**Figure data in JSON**
+++

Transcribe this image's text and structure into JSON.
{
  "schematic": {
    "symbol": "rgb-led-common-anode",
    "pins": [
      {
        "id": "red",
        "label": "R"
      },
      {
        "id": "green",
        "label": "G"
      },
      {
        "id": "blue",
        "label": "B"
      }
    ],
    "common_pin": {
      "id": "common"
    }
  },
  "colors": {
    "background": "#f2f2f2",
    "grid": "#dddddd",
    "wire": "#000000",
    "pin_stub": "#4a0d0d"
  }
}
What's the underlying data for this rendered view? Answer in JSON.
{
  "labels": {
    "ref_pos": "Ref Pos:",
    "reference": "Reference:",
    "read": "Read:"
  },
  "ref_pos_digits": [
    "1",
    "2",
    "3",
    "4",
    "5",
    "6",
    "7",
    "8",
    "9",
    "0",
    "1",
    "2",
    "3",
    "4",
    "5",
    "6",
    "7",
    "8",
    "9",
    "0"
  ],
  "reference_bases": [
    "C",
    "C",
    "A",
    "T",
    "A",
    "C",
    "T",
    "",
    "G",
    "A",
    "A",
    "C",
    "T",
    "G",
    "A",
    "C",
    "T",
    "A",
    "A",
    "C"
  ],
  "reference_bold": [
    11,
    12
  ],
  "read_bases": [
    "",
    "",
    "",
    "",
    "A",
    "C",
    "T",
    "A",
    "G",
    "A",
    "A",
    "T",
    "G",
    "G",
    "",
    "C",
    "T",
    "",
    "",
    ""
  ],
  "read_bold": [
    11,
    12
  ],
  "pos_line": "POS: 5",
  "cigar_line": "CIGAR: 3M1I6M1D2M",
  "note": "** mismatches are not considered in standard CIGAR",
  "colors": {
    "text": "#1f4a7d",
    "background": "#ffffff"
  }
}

+++

**YOUR TASK**
Identify the lines above with the word "background". Copy them.

**RESULT**
    "background": "#f2f2f2",
    "background": "#ffffff"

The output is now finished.